>> start Dataset entries
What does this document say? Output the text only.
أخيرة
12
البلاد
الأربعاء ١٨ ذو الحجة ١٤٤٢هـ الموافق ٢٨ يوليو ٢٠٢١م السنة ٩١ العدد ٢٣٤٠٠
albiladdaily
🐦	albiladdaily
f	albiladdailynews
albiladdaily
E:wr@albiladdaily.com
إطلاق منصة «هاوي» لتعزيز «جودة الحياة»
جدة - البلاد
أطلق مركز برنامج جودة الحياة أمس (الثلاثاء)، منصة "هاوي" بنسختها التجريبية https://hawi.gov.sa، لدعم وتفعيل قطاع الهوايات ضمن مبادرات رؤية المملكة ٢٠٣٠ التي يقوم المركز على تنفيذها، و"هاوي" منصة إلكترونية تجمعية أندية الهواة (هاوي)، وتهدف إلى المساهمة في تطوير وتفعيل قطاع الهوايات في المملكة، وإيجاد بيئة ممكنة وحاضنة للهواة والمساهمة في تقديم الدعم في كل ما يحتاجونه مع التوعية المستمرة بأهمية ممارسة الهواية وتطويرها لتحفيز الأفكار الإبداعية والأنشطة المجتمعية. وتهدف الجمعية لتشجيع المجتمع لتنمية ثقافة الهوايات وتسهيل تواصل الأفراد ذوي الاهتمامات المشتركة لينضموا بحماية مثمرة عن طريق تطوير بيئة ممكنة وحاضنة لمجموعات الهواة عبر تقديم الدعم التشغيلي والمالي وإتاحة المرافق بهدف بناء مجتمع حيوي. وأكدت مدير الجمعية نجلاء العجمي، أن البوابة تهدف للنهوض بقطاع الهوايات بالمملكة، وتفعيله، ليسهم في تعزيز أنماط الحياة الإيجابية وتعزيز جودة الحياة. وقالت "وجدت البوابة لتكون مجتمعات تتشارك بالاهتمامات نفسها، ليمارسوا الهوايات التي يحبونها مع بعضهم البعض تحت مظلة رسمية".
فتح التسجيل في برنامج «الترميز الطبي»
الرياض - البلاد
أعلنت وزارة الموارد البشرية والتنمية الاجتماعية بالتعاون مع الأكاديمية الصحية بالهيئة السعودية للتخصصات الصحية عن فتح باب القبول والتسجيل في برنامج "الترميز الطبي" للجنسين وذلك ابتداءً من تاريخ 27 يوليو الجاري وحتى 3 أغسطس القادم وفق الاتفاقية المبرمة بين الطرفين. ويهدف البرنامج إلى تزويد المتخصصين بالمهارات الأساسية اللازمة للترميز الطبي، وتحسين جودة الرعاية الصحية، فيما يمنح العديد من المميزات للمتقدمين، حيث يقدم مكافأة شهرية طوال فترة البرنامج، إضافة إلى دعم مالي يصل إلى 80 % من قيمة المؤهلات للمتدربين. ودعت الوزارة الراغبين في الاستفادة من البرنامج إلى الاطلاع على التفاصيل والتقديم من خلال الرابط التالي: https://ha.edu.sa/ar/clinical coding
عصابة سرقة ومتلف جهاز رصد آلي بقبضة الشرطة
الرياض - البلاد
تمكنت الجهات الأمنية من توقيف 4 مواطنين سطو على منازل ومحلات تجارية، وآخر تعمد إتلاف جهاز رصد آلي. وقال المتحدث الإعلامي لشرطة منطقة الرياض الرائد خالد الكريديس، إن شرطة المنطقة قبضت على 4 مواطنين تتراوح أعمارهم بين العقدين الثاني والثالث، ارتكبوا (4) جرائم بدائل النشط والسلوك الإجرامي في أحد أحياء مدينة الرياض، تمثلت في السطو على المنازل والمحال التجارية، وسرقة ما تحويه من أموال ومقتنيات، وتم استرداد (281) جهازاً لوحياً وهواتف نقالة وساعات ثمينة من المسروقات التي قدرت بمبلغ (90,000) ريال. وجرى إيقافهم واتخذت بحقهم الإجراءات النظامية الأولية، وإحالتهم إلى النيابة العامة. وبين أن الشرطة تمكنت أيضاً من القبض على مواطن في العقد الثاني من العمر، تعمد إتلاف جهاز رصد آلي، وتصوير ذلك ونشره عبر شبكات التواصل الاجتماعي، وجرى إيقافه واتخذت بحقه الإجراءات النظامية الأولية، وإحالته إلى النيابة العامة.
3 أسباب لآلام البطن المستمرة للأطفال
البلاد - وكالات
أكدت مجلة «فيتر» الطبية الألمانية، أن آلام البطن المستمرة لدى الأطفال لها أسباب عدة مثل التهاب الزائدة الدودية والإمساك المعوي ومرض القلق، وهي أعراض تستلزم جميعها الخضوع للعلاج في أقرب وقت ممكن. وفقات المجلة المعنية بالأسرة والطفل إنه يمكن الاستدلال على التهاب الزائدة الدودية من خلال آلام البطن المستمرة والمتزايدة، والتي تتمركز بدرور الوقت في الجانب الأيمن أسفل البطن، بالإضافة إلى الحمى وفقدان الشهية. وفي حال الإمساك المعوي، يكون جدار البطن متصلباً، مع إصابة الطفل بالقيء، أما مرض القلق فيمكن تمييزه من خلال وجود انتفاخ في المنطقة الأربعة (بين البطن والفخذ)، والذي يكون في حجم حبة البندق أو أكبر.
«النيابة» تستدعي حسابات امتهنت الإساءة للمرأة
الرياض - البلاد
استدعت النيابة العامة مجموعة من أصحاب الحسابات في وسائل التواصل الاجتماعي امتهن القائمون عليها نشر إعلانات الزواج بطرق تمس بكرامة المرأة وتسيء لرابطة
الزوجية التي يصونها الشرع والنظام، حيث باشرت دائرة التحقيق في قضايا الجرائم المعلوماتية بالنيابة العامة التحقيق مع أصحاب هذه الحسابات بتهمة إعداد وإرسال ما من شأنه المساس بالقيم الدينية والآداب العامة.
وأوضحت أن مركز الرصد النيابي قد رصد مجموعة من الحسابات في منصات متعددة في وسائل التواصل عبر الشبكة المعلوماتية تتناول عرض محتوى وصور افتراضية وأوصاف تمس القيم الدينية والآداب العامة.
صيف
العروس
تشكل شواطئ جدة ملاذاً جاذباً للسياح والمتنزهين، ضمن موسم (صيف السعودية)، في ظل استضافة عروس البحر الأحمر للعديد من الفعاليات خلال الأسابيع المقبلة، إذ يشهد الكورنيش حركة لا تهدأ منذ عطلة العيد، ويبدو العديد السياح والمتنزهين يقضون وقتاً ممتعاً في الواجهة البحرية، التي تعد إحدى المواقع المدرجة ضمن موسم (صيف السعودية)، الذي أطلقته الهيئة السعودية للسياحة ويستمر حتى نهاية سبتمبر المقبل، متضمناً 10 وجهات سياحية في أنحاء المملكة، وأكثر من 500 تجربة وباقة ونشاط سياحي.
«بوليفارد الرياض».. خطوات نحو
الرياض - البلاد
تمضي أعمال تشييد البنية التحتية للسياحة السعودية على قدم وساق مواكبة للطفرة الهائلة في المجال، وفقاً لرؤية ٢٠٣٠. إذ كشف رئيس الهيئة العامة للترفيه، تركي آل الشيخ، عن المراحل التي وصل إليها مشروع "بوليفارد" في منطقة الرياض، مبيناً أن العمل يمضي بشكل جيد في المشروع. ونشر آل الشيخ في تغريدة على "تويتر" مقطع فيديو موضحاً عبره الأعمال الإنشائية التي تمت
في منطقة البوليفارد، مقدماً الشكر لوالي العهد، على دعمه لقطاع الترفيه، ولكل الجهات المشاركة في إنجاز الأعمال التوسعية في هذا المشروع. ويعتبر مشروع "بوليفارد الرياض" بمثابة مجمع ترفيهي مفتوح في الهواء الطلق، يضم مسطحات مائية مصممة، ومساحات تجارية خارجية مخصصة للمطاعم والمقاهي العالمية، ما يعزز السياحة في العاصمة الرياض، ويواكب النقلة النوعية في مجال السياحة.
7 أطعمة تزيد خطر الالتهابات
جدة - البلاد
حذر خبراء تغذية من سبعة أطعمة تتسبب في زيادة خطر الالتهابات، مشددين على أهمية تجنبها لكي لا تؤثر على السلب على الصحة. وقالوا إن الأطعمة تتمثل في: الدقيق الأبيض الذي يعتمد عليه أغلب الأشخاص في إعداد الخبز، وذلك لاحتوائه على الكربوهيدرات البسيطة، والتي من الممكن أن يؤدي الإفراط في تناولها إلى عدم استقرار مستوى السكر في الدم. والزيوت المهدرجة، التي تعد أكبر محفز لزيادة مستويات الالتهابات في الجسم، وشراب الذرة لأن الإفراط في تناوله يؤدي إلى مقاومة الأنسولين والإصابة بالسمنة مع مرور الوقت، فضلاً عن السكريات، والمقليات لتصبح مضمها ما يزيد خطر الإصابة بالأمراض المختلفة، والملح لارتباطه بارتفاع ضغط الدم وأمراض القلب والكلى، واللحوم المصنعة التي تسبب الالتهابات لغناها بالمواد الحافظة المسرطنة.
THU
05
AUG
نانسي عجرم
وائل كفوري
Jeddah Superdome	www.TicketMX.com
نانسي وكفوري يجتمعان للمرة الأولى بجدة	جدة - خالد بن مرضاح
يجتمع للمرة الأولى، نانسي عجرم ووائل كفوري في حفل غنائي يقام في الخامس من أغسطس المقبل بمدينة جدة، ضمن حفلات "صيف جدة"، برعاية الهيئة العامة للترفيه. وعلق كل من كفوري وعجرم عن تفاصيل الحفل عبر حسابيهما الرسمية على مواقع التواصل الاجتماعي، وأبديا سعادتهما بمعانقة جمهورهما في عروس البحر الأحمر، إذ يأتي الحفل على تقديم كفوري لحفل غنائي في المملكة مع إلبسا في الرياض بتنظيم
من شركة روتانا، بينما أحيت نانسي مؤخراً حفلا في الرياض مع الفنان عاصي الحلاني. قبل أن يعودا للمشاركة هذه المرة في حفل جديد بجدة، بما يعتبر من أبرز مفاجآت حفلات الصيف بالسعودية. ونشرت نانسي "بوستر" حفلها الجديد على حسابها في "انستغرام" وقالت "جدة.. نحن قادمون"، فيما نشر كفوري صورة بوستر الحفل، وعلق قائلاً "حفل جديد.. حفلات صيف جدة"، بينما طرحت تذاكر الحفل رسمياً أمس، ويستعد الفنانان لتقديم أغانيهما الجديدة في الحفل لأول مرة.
>> end Dataset entries
▶ Required task
Collect each line of the entries that has the word "مجموعة", copying it in full.

▶ Exercise solution
استدعت النيابة العامة مجموعة من أصحاب الحسابات في وسائل التواصل الاجتماعي امتهن القائمون عليها نشر إعلانات الزواج بطرق تمس بكرامة المرأة وتسيء لرابطة
وأوضحت أن مركز الرصد النيابي قد رصد مجموعة من الحسابات في منصات متعددة في وسائل التواصل عبر الشبكة المعلوماتية تتناول عرض محتوى وصور افتراضية وأوصاف تمس القيم الدينية والآداب العامة.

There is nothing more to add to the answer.